Work required:
Retype the entries exactly; omit all pictures.

━━━━

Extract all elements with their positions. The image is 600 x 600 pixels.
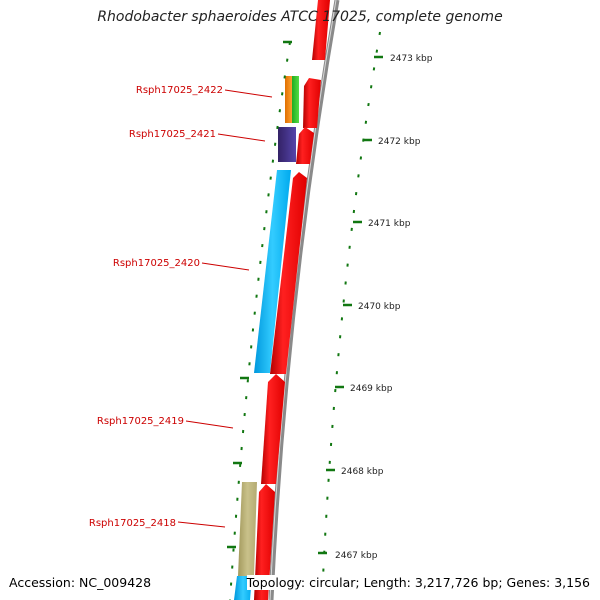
leader-2418	[177, 521, 226, 528]
leader-2419	[185, 420, 234, 429]
gene-label-2419: Rsph17025_2419	[97, 416, 184, 427]
gene-label-2422: Rsph17025_2422	[136, 85, 223, 96]
ruler-label: 2467 kbp	[335, 551, 378, 561]
ruler-major-ticks	[318, 55, 383, 555]
inner-track-dots	[229, 41, 291, 600]
genome-title: Rhodobacter sphaeroides ATCC 17025, comp…	[97, 9, 503, 25]
ruler-label: 2472 kbp	[378, 137, 421, 147]
leader-2422	[224, 89, 273, 98]
gene-reverse-blue	[254, 170, 291, 373]
gene-reverse-orange	[285, 76, 292, 123]
topology-text: Topology: circular; Length: 3,217,726 bp…	[246, 575, 590, 590]
gene-forward-2419	[261, 374, 285, 484]
gene-label-leaders	[177, 89, 273, 528]
gene-label-2420: Rsph17025_2420	[113, 258, 200, 269]
accession-text: Accession: NC_009428	[9, 575, 152, 590]
gene-reverse-green	[292, 76, 299, 123]
forward-strand-genes	[254, 0, 330, 600]
leader-2420	[201, 262, 250, 271]
inner-track-ticks	[227, 40, 292, 549]
gene-label-2418: Rsph17025_2418	[89, 518, 176, 529]
gene-forward-2420	[270, 172, 307, 374]
gene-labels: Rsph17025_2422 Rsph17025_2421 Rsph17025_…	[89, 85, 223, 529]
leader-2421	[217, 133, 266, 142]
gene-reverse-khaki	[238, 482, 257, 576]
ruler-label: 2470 kbp	[358, 302, 401, 312]
gene-reverse-purple	[278, 127, 296, 162]
genome-backbone	[268, 0, 340, 600]
reverse-strand-genes	[234, 76, 299, 600]
ruler-dots	[321, 31, 381, 600]
gene-forward-2418	[254, 484, 275, 600]
gene-forward-2421	[296, 127, 314, 164]
gene-forward-2422	[303, 78, 321, 128]
ruler-label: 2468 kbp	[341, 467, 384, 477]
ruler-label: 2471 kbp	[368, 219, 411, 229]
ruler-label: 2469 kbp	[350, 384, 393, 394]
gene-forward-top	[312, 0, 330, 60]
gene-label-2421: Rsph17025_2421	[129, 129, 216, 140]
ruler-label: 2473 kbp	[390, 54, 433, 64]
ruler-labels: 2473 kbp 2472 kbp 2471 kbp 2470 kbp 2469…	[335, 54, 433, 561]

━━━━

Result:
Extract all elements with their positions. The image is 600 x 600 pixels.
leader-2418	[177, 521, 226, 528]
leader-2419	[185, 420, 234, 429]
gene-label-2419: Rsph17025_2419	[97, 416, 184, 427]
gene-label-2422: Rsph17025_2422	[136, 85, 223, 96]
ruler-label: 2467 kbp	[335, 551, 378, 561]
ruler-major-ticks	[318, 55, 383, 555]
inner-track-dots	[229, 41, 291, 600]
genome-title: Rhodobacter sphaeroides ATCC 17025, comp…	[97, 9, 503, 25]
ruler-label: 2472 kbp	[378, 137, 421, 147]
leader-2422	[224, 89, 273, 98]
gene-reverse-blue	[254, 170, 291, 373]
gene-reverse-orange	[285, 76, 292, 123]
topology-text: Topology: circular; Length: 3,217,726 bp…	[246, 575, 590, 590]
gene-forward-2419	[261, 374, 285, 484]
gene-label-leaders	[177, 89, 273, 528]
gene-label-2420: Rsph17025_2420	[113, 258, 200, 269]
accession-text: Accession: NC_009428	[9, 575, 152, 590]
gene-reverse-green	[292, 76, 299, 123]
forward-strand-genes	[254, 0, 330, 600]
leader-2420	[201, 262, 250, 271]
inner-track-ticks	[227, 40, 292, 549]
gene-label-2418: Rsph17025_2418	[89, 518, 176, 529]
gene-forward-2420	[270, 172, 307, 374]
gene-labels: Rsph17025_2422 Rsph17025_2421 Rsph17025_…	[89, 85, 223, 529]
leader-2421	[217, 133, 266, 142]
gene-reverse-khaki	[238, 482, 257, 576]
ruler-label: 2470 kbp	[358, 302, 401, 312]
gene-reverse-purple	[278, 127, 296, 162]
genome-backbone	[268, 0, 340, 600]
reverse-strand-genes	[234, 76, 299, 600]
ruler-dots	[321, 31, 381, 600]
gene-forward-2418	[254, 484, 275, 600]
gene-forward-2421	[296, 127, 314, 164]
gene-forward-2422	[303, 78, 321, 128]
ruler-label: 2468 kbp	[341, 467, 384, 477]
ruler-label: 2471 kbp	[368, 219, 411, 229]
ruler-label: 2469 kbp	[350, 384, 393, 394]
gene-forward-top	[312, 0, 330, 60]
gene-label-2421: Rsph17025_2421	[129, 129, 216, 140]
ruler-label: 2473 kbp	[390, 54, 433, 64]
ruler-labels: 2473 kbp 2472 kbp 2471 kbp 2470 kbp 2469…	[335, 54, 433, 561]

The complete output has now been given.